**Task description:**
Write out the following records verbatim, omitting the pictures from your answer.
━━━ Materials provided ━━━
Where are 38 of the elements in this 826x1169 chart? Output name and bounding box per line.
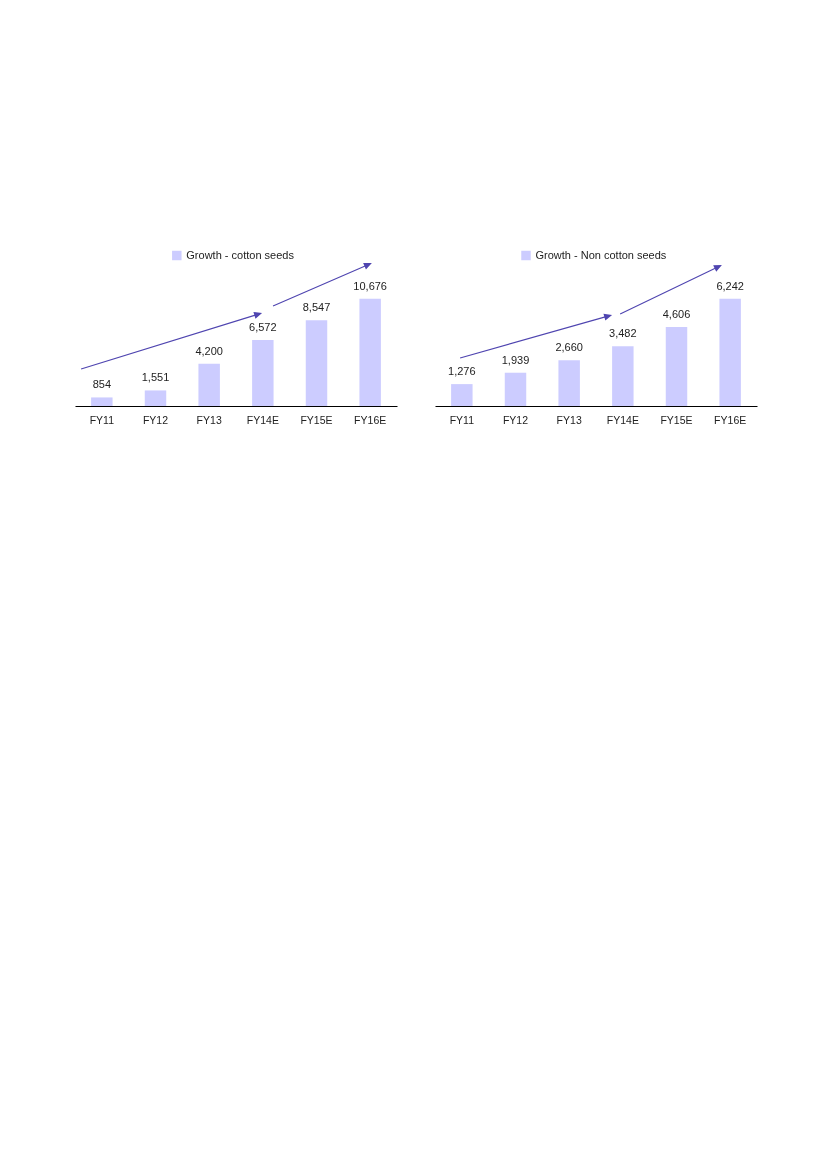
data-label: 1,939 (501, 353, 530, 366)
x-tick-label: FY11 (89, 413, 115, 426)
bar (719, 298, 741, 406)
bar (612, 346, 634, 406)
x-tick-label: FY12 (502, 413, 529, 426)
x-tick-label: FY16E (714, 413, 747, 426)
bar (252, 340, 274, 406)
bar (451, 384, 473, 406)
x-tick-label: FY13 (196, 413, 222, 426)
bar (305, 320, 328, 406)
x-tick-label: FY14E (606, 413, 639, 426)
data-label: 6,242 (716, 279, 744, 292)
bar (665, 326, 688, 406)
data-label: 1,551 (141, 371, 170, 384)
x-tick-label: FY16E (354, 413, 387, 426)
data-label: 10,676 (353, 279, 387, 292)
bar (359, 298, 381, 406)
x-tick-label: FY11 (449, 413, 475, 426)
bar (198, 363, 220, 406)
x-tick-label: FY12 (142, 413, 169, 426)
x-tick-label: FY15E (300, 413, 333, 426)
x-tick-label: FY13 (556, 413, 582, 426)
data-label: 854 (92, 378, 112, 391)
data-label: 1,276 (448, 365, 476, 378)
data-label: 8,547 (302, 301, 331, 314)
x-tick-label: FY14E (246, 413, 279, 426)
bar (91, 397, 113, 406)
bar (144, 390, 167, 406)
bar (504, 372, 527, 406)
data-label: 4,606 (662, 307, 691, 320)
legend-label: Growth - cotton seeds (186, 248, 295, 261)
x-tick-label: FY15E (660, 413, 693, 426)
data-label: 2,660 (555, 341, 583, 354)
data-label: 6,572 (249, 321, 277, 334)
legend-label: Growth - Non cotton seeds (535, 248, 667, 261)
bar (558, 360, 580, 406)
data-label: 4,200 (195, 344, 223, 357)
━━━
**Written response:**
Where are 38 of the elements in this 826x1169 chart? Output name and bounding box per line.
data-label: 1,939 (501, 353, 530, 366)
x-tick-label: FY11 (89, 413, 115, 426)
bar (719, 298, 741, 406)
bar (612, 346, 634, 406)
x-tick-label: FY12 (502, 413, 529, 426)
x-tick-label: FY16E (714, 413, 747, 426)
bar (252, 340, 274, 406)
bar (451, 384, 473, 406)
x-tick-label: FY13 (196, 413, 222, 426)
bar (305, 320, 328, 406)
x-tick-label: FY14E (606, 413, 639, 426)
data-label: 6,242 (716, 279, 744, 292)
bar (665, 326, 688, 406)
data-label: 1,551 (141, 371, 170, 384)
x-tick-label: FY16E (354, 413, 387, 426)
data-label: 10,676 (353, 279, 387, 292)
bar (359, 298, 381, 406)
x-tick-label: FY11 (449, 413, 475, 426)
bar (198, 363, 220, 406)
x-tick-label: FY12 (142, 413, 169, 426)
x-tick-label: FY15E (300, 413, 333, 426)
x-tick-label: FY13 (556, 413, 582, 426)
data-label: 854 (92, 378, 112, 391)
data-label: 1,276 (448, 365, 476, 378)
data-label: 8,547 (302, 301, 331, 314)
x-tick-label: FY14E (246, 413, 279, 426)
bar (91, 397, 113, 406)
bar (144, 390, 167, 406)
bar (504, 372, 527, 406)
data-label: 4,606 (662, 307, 691, 320)
legend-label: Growth - cotton seeds (186, 248, 295, 261)
x-tick-label: FY15E (660, 413, 693, 426)
data-label: 2,660 (555, 341, 583, 354)
data-label: 6,572 (249, 321, 277, 334)
legend-label: Growth - Non cotton seeds (535, 248, 667, 261)
bar (558, 360, 580, 406)
data-label: 4,200 (195, 344, 223, 357)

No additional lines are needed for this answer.